• [WHAT THIS TASK INVOLVES]: What follows is a block of records; restate each one word for word.

• [EXTRACTED ENTRIES]:

◆ ◆ ◆ ◆

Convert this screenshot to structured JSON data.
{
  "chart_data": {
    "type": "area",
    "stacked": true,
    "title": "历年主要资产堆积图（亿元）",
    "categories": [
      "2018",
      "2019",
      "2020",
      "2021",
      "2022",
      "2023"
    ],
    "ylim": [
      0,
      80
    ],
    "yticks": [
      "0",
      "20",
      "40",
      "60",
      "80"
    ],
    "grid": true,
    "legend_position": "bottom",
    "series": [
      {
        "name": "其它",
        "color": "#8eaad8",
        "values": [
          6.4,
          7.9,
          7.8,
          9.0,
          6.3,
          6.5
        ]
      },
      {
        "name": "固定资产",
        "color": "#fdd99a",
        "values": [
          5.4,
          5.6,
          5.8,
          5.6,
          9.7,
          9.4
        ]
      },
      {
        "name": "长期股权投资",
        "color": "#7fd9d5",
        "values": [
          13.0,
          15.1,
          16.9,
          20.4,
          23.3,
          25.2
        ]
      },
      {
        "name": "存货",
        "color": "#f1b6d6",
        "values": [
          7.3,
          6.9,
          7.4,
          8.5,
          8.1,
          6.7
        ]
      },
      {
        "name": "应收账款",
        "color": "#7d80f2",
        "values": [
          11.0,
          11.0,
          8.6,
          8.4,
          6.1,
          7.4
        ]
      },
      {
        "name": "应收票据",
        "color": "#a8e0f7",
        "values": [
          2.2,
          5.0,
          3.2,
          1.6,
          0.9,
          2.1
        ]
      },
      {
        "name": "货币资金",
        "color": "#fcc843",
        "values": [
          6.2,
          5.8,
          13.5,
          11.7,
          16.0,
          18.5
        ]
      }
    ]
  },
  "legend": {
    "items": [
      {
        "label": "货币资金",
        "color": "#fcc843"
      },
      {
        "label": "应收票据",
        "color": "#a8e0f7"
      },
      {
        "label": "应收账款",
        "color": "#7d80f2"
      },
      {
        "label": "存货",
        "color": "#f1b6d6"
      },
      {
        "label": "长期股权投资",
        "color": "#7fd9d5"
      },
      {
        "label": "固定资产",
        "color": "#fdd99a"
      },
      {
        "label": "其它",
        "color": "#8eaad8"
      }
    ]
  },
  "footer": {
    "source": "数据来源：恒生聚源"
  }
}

◆ ◆ ◆ ◆

• [ANSWER FOR THIS EXERCISE]:
Convert this screenshot to structured JSON data.
{
  "chart_data": {
    "type": "area",
    "stacked": true,
    "title": "历年主要资产堆积图（亿元）",
    "categories": [
      "2018",
      "2019",
      "2020",
      "2021",
      "2022",
      "2023"
    ],
    "ylim": [
      0,
      80
    ],
    "yticks": [
      "0",
      "20",
      "40",
      "60",
      "80"
    ],
    "grid": true,
    "legend_position": "bottom",
    "series": [
      {
        "name": "其它",
        "color": "#8eaad8",
        "values": [
          6.4,
          7.9,
          7.8,
          9.0,
          6.3,
          6.5
        ]
      },
      {
        "name": "固定资产",
        "color": "#fdd99a",
        "values": [
          5.4,
          5.6,
          5.8,
          5.6,
          9.7,
          9.4
        ]
      },
      {
        "name": "长期股权投资",
        "color": "#7fd9d5",
        "values": [
          13.0,
          15.1,
          16.9,
          20.4,
          23.3,
          25.2
        ]
      },
      {
        "name": "存货",
        "color": "#f1b6d6",
        "values": [
          7.3,
          6.9,
          7.4,
          8.5,
          8.1,
          6.7
        ]
      },
      {
        "name": "应收账款",
        "color": "#7d80f2",
        "values": [
          11.0,
          11.0,
          8.6,
          8.4,
          6.1,
          7.4
        ]
      },
      {
        "name": "应收票据",
        "color": "#a8e0f7",
        "values": [
          2.2,
          5.0,
          3.2,
          1.6,
          0.9,
          2.1
        ]
      },
      {
        "name": "货币资金",
        "color": "#fcc843",
        "values": [
          6.2,
          5.8,
          13.5,
          11.7,
          16.0,
          18.5
        ]
      }
    ]
  },
  "legend": {
    "items": [
      {
        "label": "货币资金",
        "color": "#fcc843"
      },
      {
        "label": "应收票据",
        "color": "#a8e0f7"
      },
      {
        "label": "应收账款",
        "color": "#7d80f2"
      },
      {
        "label": "存货",
        "color": "#f1b6d6"
      },
      {
        "label": "长期股权投资",
        "color": "#7fd9d5"
      },
      {
        "label": "固定资产",
        "color": "#fdd99a"
      },
      {
        "label": "其它",
        "color": "#8eaad8"
      }
    ]
  },
  "footer": {
    "source": "数据来源：恒生聚源"
  }
}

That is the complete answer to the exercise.